AIM OF THE TASK:
State only how many lines contain the string "name".

(Figure record listings)

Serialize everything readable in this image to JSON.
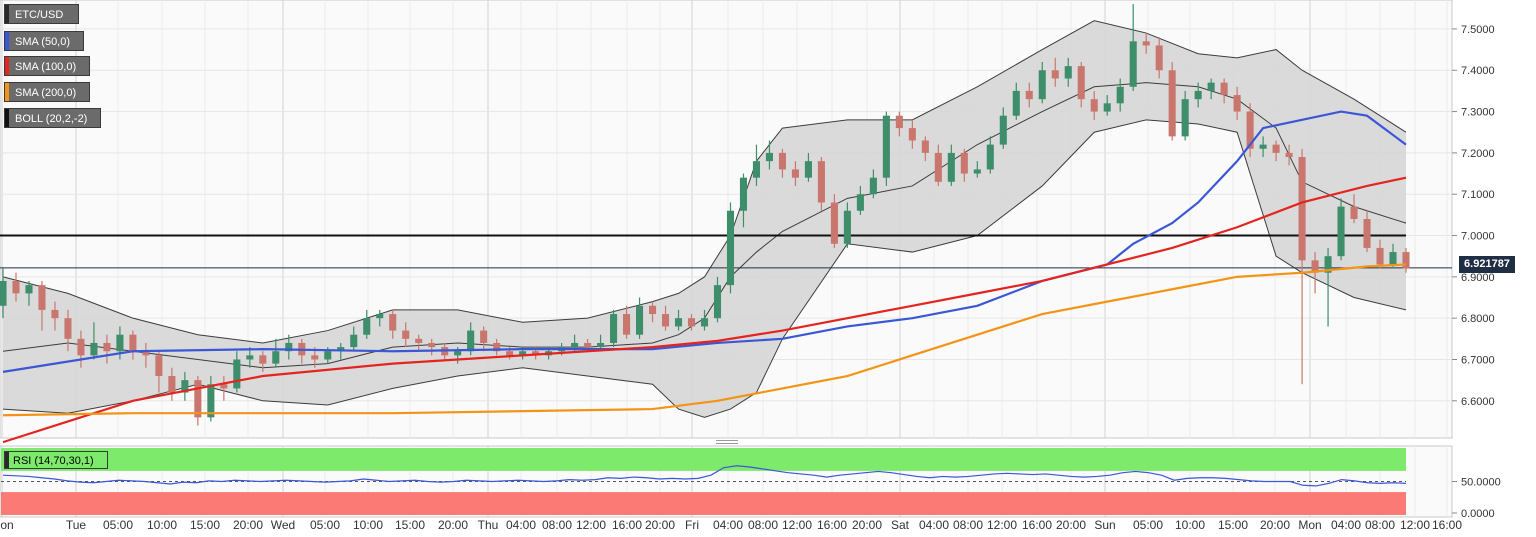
{
  "legend": [
    {
      "label": "ETC/USD",
      "color": "#6b6b6b"
    },
    {
      "label": "SMA (50,0)",
      "color": "#3a57d6"
    },
    {
      "label": "SMA (100,0)",
      "color": "#e52420"
    },
    {
      "label": "SMA (200,0)",
      "color": "#f39417"
    },
    {
      "label": "BOLL (20,2,-2)",
      "color": "#111111"
    }
  ],
  "rsi_label": "RSI (14,70,30,1)",
  "price_tag": "6.921787",
  "x_ticks": [
    "Mon",
    "Tue",
    "05:00",
    "10:00",
    "15:00",
    "20:00",
    "Wed",
    "05:00",
    "10:00",
    "15:00",
    "20:00",
    "Thu",
    "04:00",
    "08:00",
    "12:00",
    "16:00",
    "20:00",
    "Fri",
    "04:00",
    "08:00",
    "12:00",
    "16:00",
    "20:00",
    "Sat",
    "04:00",
    "08:00",
    "12:00",
    "16:00",
    "20:00",
    "Sun",
    "05:00",
    "10:00",
    "15:00",
    "20:00",
    "Mon",
    "04:00",
    "08:00",
    "12:00",
    "16:00"
  ],
  "chart_data": [
    {
      "type": "candlestick",
      "symbol": "ETC/USD",
      "y_ticks": [
        "6.6000",
        "6.7000",
        "6.8000",
        "6.9000",
        "7.0000",
        "7.1000",
        "7.2000",
        "7.3000",
        "7.4000",
        "7.5000"
      ],
      "ylim": [
        6.51,
        7.57
      ],
      "last_price": 6.921787,
      "horizontal_level": 7.0,
      "series": [
        {
          "name": "SMA (50,0)",
          "color": "#3a57d6",
          "x": [
            0,
            10,
            20,
            30,
            40,
            50,
            55,
            60,
            65,
            70,
            75,
            80,
            85,
            87,
            90,
            92,
            95,
            97,
            100,
            103,
            105,
            108
          ],
          "values": [
            6.67,
            6.72,
            6.725,
            6.72,
            6.725,
            6.725,
            6.74,
            6.75,
            6.78,
            6.8,
            6.83,
            6.89,
            6.93,
            6.98,
            7.03,
            7.08,
            7.18,
            7.26,
            7.28,
            7.3,
            7.29,
            7.22
          ]
        },
        {
          "name": "SMA (100,0)",
          "color": "#e52420",
          "x": [
            0,
            5,
            10,
            20,
            30,
            40,
            50,
            55,
            60,
            65,
            70,
            75,
            80,
            85,
            90,
            95,
            100,
            105,
            108
          ],
          "values": [
            6.5,
            6.55,
            6.6,
            6.66,
            6.69,
            6.71,
            6.73,
            6.745,
            6.77,
            6.8,
            6.83,
            6.86,
            6.89,
            6.93,
            6.97,
            7.02,
            7.08,
            7.12,
            7.14
          ]
        },
        {
          "name": "SMA (200,0)",
          "color": "#f39417",
          "x": [
            0,
            10,
            20,
            30,
            40,
            50,
            55,
            60,
            65,
            70,
            75,
            80,
            85,
            90,
            95,
            100,
            105,
            108
          ],
          "values": [
            6.565,
            6.57,
            6.57,
            6.57,
            6.575,
            6.58,
            6.6,
            6.63,
            6.66,
            6.71,
            6.76,
            6.81,
            6.84,
            6.87,
            6.9,
            6.91,
            6.925,
            6.93
          ]
        },
        {
          "name": "BOLL upper",
          "color": "#555555",
          "x": [
            0,
            5,
            10,
            15,
            20,
            25,
            30,
            35,
            40,
            45,
            50,
            52,
            54,
            56,
            58,
            60,
            65,
            70,
            75,
            80,
            84,
            88,
            92,
            95,
            98,
            100,
            104,
            108
          ],
          "values": [
            6.9,
            6.86,
            6.8,
            6.76,
            6.74,
            6.77,
            6.82,
            6.82,
            6.79,
            6.8,
            6.84,
            6.86,
            6.9,
            7.0,
            7.18,
            7.26,
            7.28,
            7.28,
            7.36,
            7.45,
            7.52,
            7.49,
            7.44,
            7.43,
            7.45,
            7.4,
            7.33,
            7.25
          ]
        },
        {
          "name": "BOLL middle",
          "color": "#555555",
          "x": [
            0,
            5,
            10,
            15,
            20,
            25,
            30,
            35,
            40,
            45,
            50,
            52,
            54,
            56,
            58,
            60,
            65,
            70,
            75,
            80,
            84,
            88,
            92,
            95,
            98,
            100,
            104,
            108
          ],
          "values": [
            6.72,
            6.74,
            6.72,
            6.7,
            6.68,
            6.69,
            6.73,
            6.74,
            6.73,
            6.73,
            6.74,
            6.76,
            6.8,
            6.9,
            6.96,
            7.01,
            7.09,
            7.12,
            7.22,
            7.3,
            7.36,
            7.37,
            7.36,
            7.33,
            7.26,
            7.13,
            7.07,
            7.03
          ]
        },
        {
          "name": "BOLL lower",
          "color": "#555555",
          "x": [
            0,
            5,
            10,
            15,
            20,
            25,
            30,
            35,
            40,
            45,
            50,
            52,
            54,
            56,
            58,
            60,
            65,
            70,
            75,
            80,
            84,
            88,
            92,
            95,
            98,
            100,
            104,
            108
          ],
          "values": [
            6.58,
            6.57,
            6.6,
            6.64,
            6.6,
            6.59,
            6.63,
            6.66,
            6.68,
            6.66,
            6.64,
            6.58,
            6.56,
            6.58,
            6.62,
            6.75,
            6.98,
            6.96,
            7.0,
            7.12,
            7.25,
            7.28,
            7.27,
            7.25,
            6.95,
            6.91,
            6.85,
            6.82
          ]
        }
      ],
      "candles": [
        [
          6.83,
          6.89,
          6.92,
          6.8
        ],
        [
          6.89,
          6.86,
          6.91,
          6.84
        ],
        [
          6.86,
          6.88,
          6.89,
          6.83
        ],
        [
          6.88,
          6.82,
          6.89,
          6.77
        ],
        [
          6.82,
          6.8,
          6.84,
          6.77
        ],
        [
          6.8,
          6.75,
          6.82,
          6.72
        ],
        [
          6.75,
          6.71,
          6.77,
          6.68
        ],
        [
          6.71,
          6.74,
          6.79,
          6.7
        ],
        [
          6.74,
          6.72,
          6.76,
          6.69
        ],
        [
          6.72,
          6.76,
          6.78,
          6.7
        ],
        [
          6.76,
          6.72,
          6.77,
          6.7
        ],
        [
          6.72,
          6.71,
          6.74,
          6.68
        ],
        [
          6.71,
          6.66,
          6.72,
          6.62
        ],
        [
          6.66,
          6.62,
          6.68,
          6.6
        ],
        [
          6.62,
          6.65,
          6.67,
          6.6
        ],
        [
          6.65,
          6.56,
          6.66,
          6.54
        ],
        [
          6.56,
          6.64,
          6.66,
          6.55
        ],
        [
          6.64,
          6.63,
          6.66,
          6.6
        ],
        [
          6.63,
          6.7,
          6.72,
          6.62
        ],
        [
          6.7,
          6.71,
          6.73,
          6.68
        ],
        [
          6.71,
          6.69,
          6.72,
          6.67
        ],
        [
          6.69,
          6.72,
          6.75,
          6.68
        ],
        [
          6.72,
          6.74,
          6.76,
          6.7
        ],
        [
          6.74,
          6.71,
          6.75,
          6.69
        ],
        [
          6.71,
          6.7,
          6.73,
          6.68
        ],
        [
          6.7,
          6.72,
          6.73,
          6.69
        ],
        [
          6.72,
          6.73,
          6.74,
          6.7
        ],
        [
          6.73,
          6.76,
          6.78,
          6.72
        ],
        [
          6.76,
          6.8,
          6.82,
          6.75
        ],
        [
          6.8,
          6.81,
          6.82,
          6.78
        ],
        [
          6.81,
          6.77,
          6.82,
          6.75
        ],
        [
          6.77,
          6.75,
          6.79,
          6.73
        ],
        [
          6.75,
          6.74,
          6.76,
          6.72
        ],
        [
          6.74,
          6.73,
          6.75,
          6.71
        ],
        [
          6.73,
          6.71,
          6.74,
          6.7
        ],
        [
          6.71,
          6.72,
          6.73,
          6.69
        ],
        [
          6.72,
          6.77,
          6.79,
          6.71
        ],
        [
          6.77,
          6.74,
          6.78,
          6.72
        ],
        [
          6.74,
          6.72,
          6.75,
          6.71
        ],
        [
          6.72,
          6.71,
          6.73,
          6.7
        ],
        [
          6.71,
          6.72,
          6.73,
          6.7
        ],
        [
          6.72,
          6.71,
          6.73,
          6.7
        ],
        [
          6.71,
          6.72,
          6.73,
          6.7
        ],
        [
          6.72,
          6.73,
          6.74,
          6.71
        ],
        [
          6.73,
          6.74,
          6.76,
          6.72
        ],
        [
          6.74,
          6.73,
          6.75,
          6.72
        ],
        [
          6.73,
          6.74,
          6.76,
          6.72
        ],
        [
          6.74,
          6.81,
          6.82,
          6.73
        ],
        [
          6.81,
          6.76,
          6.83,
          6.75
        ],
        [
          6.76,
          6.83,
          6.85,
          6.75
        ],
        [
          6.83,
          6.81,
          6.84,
          6.79
        ],
        [
          6.81,
          6.78,
          6.83,
          6.77
        ],
        [
          6.78,
          6.8,
          6.82,
          6.77
        ],
        [
          6.8,
          6.78,
          6.81,
          6.77
        ],
        [
          6.78,
          6.8,
          6.82,
          6.77
        ],
        [
          6.8,
          6.88,
          6.9,
          6.79
        ],
        [
          6.88,
          7.06,
          7.08,
          6.86
        ],
        [
          7.06,
          7.14,
          7.15,
          7.02
        ],
        [
          7.14,
          7.18,
          7.22,
          7.12
        ],
        [
          7.18,
          7.2,
          7.23,
          7.16
        ],
        [
          7.2,
          7.16,
          7.21,
          7.14
        ],
        [
          7.16,
          7.14,
          7.18,
          7.12
        ],
        [
          7.14,
          7.18,
          7.2,
          7.13
        ],
        [
          7.18,
          7.08,
          7.19,
          7.06
        ],
        [
          7.08,
          6.98,
          7.1,
          6.97
        ],
        [
          6.98,
          7.06,
          7.08,
          6.97
        ],
        [
          7.06,
          7.1,
          7.12,
          7.05
        ],
        [
          7.1,
          7.14,
          7.16,
          7.09
        ],
        [
          7.14,
          7.29,
          7.3,
          7.12
        ],
        [
          7.29,
          7.26,
          7.3,
          7.24
        ],
        [
          7.26,
          7.23,
          7.28,
          7.21
        ],
        [
          7.23,
          7.2,
          7.24,
          7.18
        ],
        [
          7.2,
          7.13,
          7.22,
          7.12
        ],
        [
          7.13,
          7.2,
          7.22,
          7.12
        ],
        [
          7.2,
          7.15,
          7.21,
          7.13
        ],
        [
          7.15,
          7.16,
          7.18,
          7.14
        ],
        [
          7.16,
          7.22,
          7.24,
          7.15
        ],
        [
          7.22,
          7.29,
          7.31,
          7.21
        ],
        [
          7.29,
          7.35,
          7.37,
          7.28
        ],
        [
          7.35,
          7.33,
          7.37,
          7.31
        ],
        [
          7.33,
          7.4,
          7.42,
          7.32
        ],
        [
          7.4,
          7.38,
          7.43,
          7.36
        ],
        [
          7.38,
          7.41,
          7.43,
          7.36
        ],
        [
          7.41,
          7.33,
          7.42,
          7.31
        ],
        [
          7.33,
          7.3,
          7.35,
          7.28
        ],
        [
          7.3,
          7.32,
          7.34,
          7.29
        ],
        [
          7.32,
          7.36,
          7.38,
          7.3
        ],
        [
          7.36,
          7.47,
          7.56,
          7.35
        ],
        [
          7.47,
          7.46,
          7.49,
          7.44
        ],
        [
          7.46,
          7.4,
          7.48,
          7.38
        ],
        [
          7.4,
          7.24,
          7.42,
          7.23
        ],
        [
          7.24,
          7.33,
          7.35,
          7.23
        ],
        [
          7.33,
          7.35,
          7.37,
          7.31
        ],
        [
          7.35,
          7.37,
          7.38,
          7.33
        ],
        [
          7.37,
          7.34,
          7.38,
          7.32
        ],
        [
          7.34,
          7.3,
          7.36,
          7.28
        ],
        [
          7.3,
          7.21,
          7.32,
          7.19
        ],
        [
          7.21,
          7.22,
          7.24,
          7.19
        ],
        [
          7.22,
          7.2,
          7.23,
          7.18
        ],
        [
          7.2,
          7.19,
          7.22,
          7.17
        ],
        [
          7.19,
          6.94,
          7.21,
          6.64
        ],
        [
          6.94,
          6.91,
          6.96,
          6.86
        ],
        [
          6.91,
          6.95,
          6.97,
          6.78
        ],
        [
          6.95,
          7.07,
          7.09,
          6.94
        ],
        [
          7.07,
          7.04,
          7.1,
          7.03
        ],
        [
          7.04,
          6.97,
          7.06,
          6.96
        ],
        [
          6.97,
          6.93,
          6.99,
          6.92
        ],
        [
          6.93,
          6.96,
          6.98,
          6.92
        ],
        [
          6.96,
          6.92,
          6.97,
          6.91
        ]
      ],
      "up_color": "#3e8e6b",
      "down_color": "#c9776e"
    },
    {
      "type": "line",
      "name": "RSI (14,70,30,1)",
      "y_ticks": [
        "50.0000",
        "0.0000"
      ],
      "ylim": [
        0,
        100
      ],
      "overbought": 70,
      "oversold": 30,
      "color": "#3a57d6",
      "values": [
        60,
        59,
        58,
        56,
        54,
        51,
        49,
        48,
        50,
        52,
        51,
        50,
        48,
        46,
        49,
        48,
        51,
        50,
        52,
        51,
        50,
        51,
        52,
        51,
        50,
        49,
        50,
        51,
        54,
        52,
        50,
        51,
        52,
        50,
        49,
        50,
        52,
        51,
        50,
        51,
        52,
        51,
        50,
        51,
        53,
        52,
        53,
        56,
        55,
        57,
        56,
        54,
        55,
        54,
        55,
        60,
        72,
        75,
        73,
        70,
        67,
        64,
        62,
        60,
        57,
        60,
        62,
        64,
        66,
        64,
        61,
        58,
        56,
        58,
        57,
        58,
        60,
        62,
        63,
        62,
        61,
        62,
        60,
        58,
        57,
        58,
        60,
        64,
        66,
        64,
        60,
        52,
        55,
        56,
        56,
        55,
        53,
        51,
        50,
        50,
        50,
        44,
        43,
        47,
        53,
        51,
        48,
        47,
        48,
        47
      ]
    }
  ]
}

COMPLETED EXERCISE:
7